→ **EXERCISE INPUT**
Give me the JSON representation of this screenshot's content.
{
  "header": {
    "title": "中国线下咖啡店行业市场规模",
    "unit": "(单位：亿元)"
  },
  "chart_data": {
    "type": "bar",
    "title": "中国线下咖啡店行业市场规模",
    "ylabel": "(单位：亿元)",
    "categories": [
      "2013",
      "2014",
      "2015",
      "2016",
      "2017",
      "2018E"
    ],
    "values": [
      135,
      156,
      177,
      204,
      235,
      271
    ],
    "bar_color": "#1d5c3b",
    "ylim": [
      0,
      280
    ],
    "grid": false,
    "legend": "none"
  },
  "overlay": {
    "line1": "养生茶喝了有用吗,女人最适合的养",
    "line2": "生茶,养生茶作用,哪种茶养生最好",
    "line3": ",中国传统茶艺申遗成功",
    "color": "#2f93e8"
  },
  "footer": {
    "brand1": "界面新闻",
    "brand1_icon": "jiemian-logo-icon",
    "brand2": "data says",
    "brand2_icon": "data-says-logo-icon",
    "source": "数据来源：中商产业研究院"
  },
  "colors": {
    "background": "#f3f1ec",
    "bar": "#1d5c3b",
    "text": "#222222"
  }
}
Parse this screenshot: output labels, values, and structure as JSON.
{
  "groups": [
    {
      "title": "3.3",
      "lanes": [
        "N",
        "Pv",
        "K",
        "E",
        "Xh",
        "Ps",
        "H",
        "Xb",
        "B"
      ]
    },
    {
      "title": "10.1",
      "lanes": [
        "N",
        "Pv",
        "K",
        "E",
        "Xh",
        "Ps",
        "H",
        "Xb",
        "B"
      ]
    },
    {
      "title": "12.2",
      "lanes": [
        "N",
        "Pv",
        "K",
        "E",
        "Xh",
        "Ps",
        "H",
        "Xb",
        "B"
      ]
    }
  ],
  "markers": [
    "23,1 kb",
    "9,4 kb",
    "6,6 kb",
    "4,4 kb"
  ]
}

→ **AIM**
Return each line of the data exactly as written above.

→ **WRITTEN ANSWER**
Give me the JSON representation of this screenshot's content.
{
  "header": {
    "title": "中国线下咖啡店行业市场规模",
    "unit": "(单位：亿元)"
  },
  "chart_data": {
    "type": "bar",
    "title": "中国线下咖啡店行业市场规模",
    "ylabel": "(单位：亿元)",
    "categories": [
      "2013",
      "2014",
      "2015",
      "2016",
      "2017",
      "2018E"
    ],
    "values": [
      135,
      156,
      177,
      204,
      235,
      271
    ],
    "bar_color": "#1d5c3b",
    "ylim": [
      0,
      280
    ],
    "grid": false,
    "legend": "none"
  },
  "overlay": {
    "line1": "养生茶喝了有用吗,女人最适合的养",
    "line2": "生茶,养生茶作用,哪种茶养生最好",
    "line3": ",中国传统茶艺申遗成功",
    "color": "#2f93e8"
  },
  "footer": {
    "brand1": "界面新闻",
    "brand1_icon": "jiemian-logo-icon",
    "brand2": "data says",
    "brand2_icon": "data-says-logo-icon",
    "source": "数据来源：中商产业研究院"
  },
  "colors": {
    "background": "#f3f1ec",
    "bar": "#1d5c3b",
    "text": "#222222"
  }
}
Parse this screenshot: output labels, values, and structure as JSON.
{
  "groups": [
    {
      "title": "3.3",
      "lanes": [
        "N",
        "Pv",
        "K",
        "E",
        "Xh",
        "Ps",
        "H",
        "Xb",
        "B"
      ]
    },
    {
      "title": "10.1",
      "lanes": [
        "N",
        "Pv",
        "K",
        "E",
        "Xh",
        "Ps",
        "H",
        "Xb",
        "B"
      ]
    },
    {
      "title": "12.2",
      "lanes": [
        "N",
        "Pv",
        "K",
        "E",
        "Xh",
        "Ps",
        "H",
        "Xb",
        "B"
      ]
    }
  ],
  "markers": [
    "23,1 kb",
    "9,4 kb",
    "6,6 kb",
    "4,4 kb"
  ]
}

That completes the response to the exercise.